* Given exercise 1 *
In the forum thread, how long was the key that was cracked?
* Given exercise 2 *
Write out the passage of the forum thread between "## temp02 (Nov" and "wahdangun (Nov 29, 2010)", inclusive.
##### Extract #####
Will make sure I take my daily bump to inform you guys(and girls) next time I need crunching power.

Edit: Project's done, thank you all for taking a look (and wisely decided that its not worth your time and electricity )


----------



## leojay (Nov 29, 2010)

I know I'm late
78234454079499252525169529596036633637595650652132
PRIME FACTOR: 2
PRIME FACTOR: 2
PRIME FACTOR: 3
PRIME FACTOR: 3
PRIME FACTOR: 3
PRIME FACTOR: 11
PRIME FACTOR: 127
PRIME FACTOR: 142412783
PRIME FACTOR: 4803347999
PRIME FACTOR: 24345658448795743
PRIME FACTOR: 31136037697

43539144686925012567049413798634116058539700325978
PRIME FACTOR: 2
PRIME FACTOR: 2109779600209
PRIME FACTOR: 10318410672520465385563463422309275421

83184446690924165064370208862552564200209040496214
PRIME FACTOR: 2
PRIME FACTOR: 83
PRIME FACTOR: 1193
PRIME FACTOR: 8737833906018705421
PRIME FACTOR: 48071737042468673122977893

3815108959
PRIME FACTOR: 71
PRIME FACTOR: 53733929


----------



## temp02 (Nov 29, 2010)

*leojay* it's not that simple, the numbers he wrote are one single number, TPU forum usually adds spaces on long words.
Still that was a good effort


----------



## wahdangun (Nov 29, 2010)

Fourstaff said:


> Deadline is 2 days away, even with all the crunching power in TPU it will be extremely hard.



don't ever underestimate the power of TPUers lol, if we can unite maybe we can even crack nasa code lol


----------



## Muhad (Nov 30, 2010)

Maybe this puppy can help ... http://en.wikipedia.org/wiki/Connection_Machine


----------



## Fourstaff (Nov 30, 2010)

Updates! 

Some smart kid managed to crack the code  It took 64 i7 860's equipped with Quadro NVS290 over the weekend to crunch out the code, embarrassing our in-house RSA expert and made the computing dept happy. That key is 512bit, so all of you people who uses flimsy 512bit encryptions should expect their bank pin numbers to be cracked by some rich kid over the weekend. So, yeah, based on the amount of processing power it takes, this is well beyond TPU's crunching power (taking to account the amount of code optimisation needed for the program). 

Quadro 290 is weak http://www.nvidia.com/object/IO_14605.html


----------



## Kreij (Nov 30, 2010)

64 machines running in parallel?


----------



## Fourstaff (Nov 30, 2010)

Kreij said:


> 64 machines running in parallel?



Yup. Dont know how he set that up though.


----------



## Easy Rhino (Nov 30, 2010)

Fourstaff said:


> Yup. Dont know how he set that up though.



where did he get that kind of power all in one room? did he use a computer lab?


----------



## Steevo (Nov 30, 2010)

cloud computing is rentable from microsoft among other places.


Or there are software cloud LAN setups available on the internet. All you need is a powerful network somewhere and access to it. He might have used the college network itself, sign in to one terminal and load the program to run in the background, then another, and so on. Or perhaps just loaded it from the server, or hijacked some large box stores computers or laptops.


Lots of possibilities.


----------



## Easy Rhino (Nov 30, 2010)

Steevo said:


> cloud computing is rentable from microsoft among other places.
> 
> 
> Or there are software cloud LAN setups available on the internet. All you need is a powerful network somewhere and access to it. He might have used the college network itself, sign in to one terminal and load the program to run in the background, then another, and so on. Or perhaps just loaded it from the server, or hijacked some large box stores computers or laptops.
##### Provided data #####
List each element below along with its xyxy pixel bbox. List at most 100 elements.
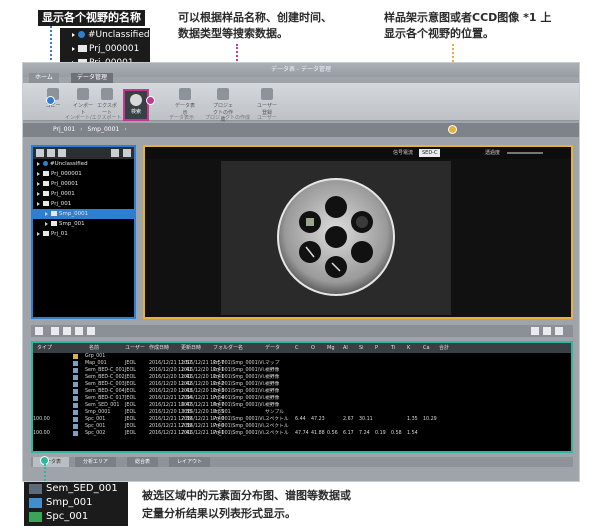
#####
* Correct response 1 *
512 bits.

* Correct response 2 *
## temp02 (Nov 29, 2010)

*leojay* it's not that simple, the numbers he wrote are one single number, TPU forum usually adds spaces on long words.
Still that was a good effort


----------



## wahdangun (Nov 29, 2010)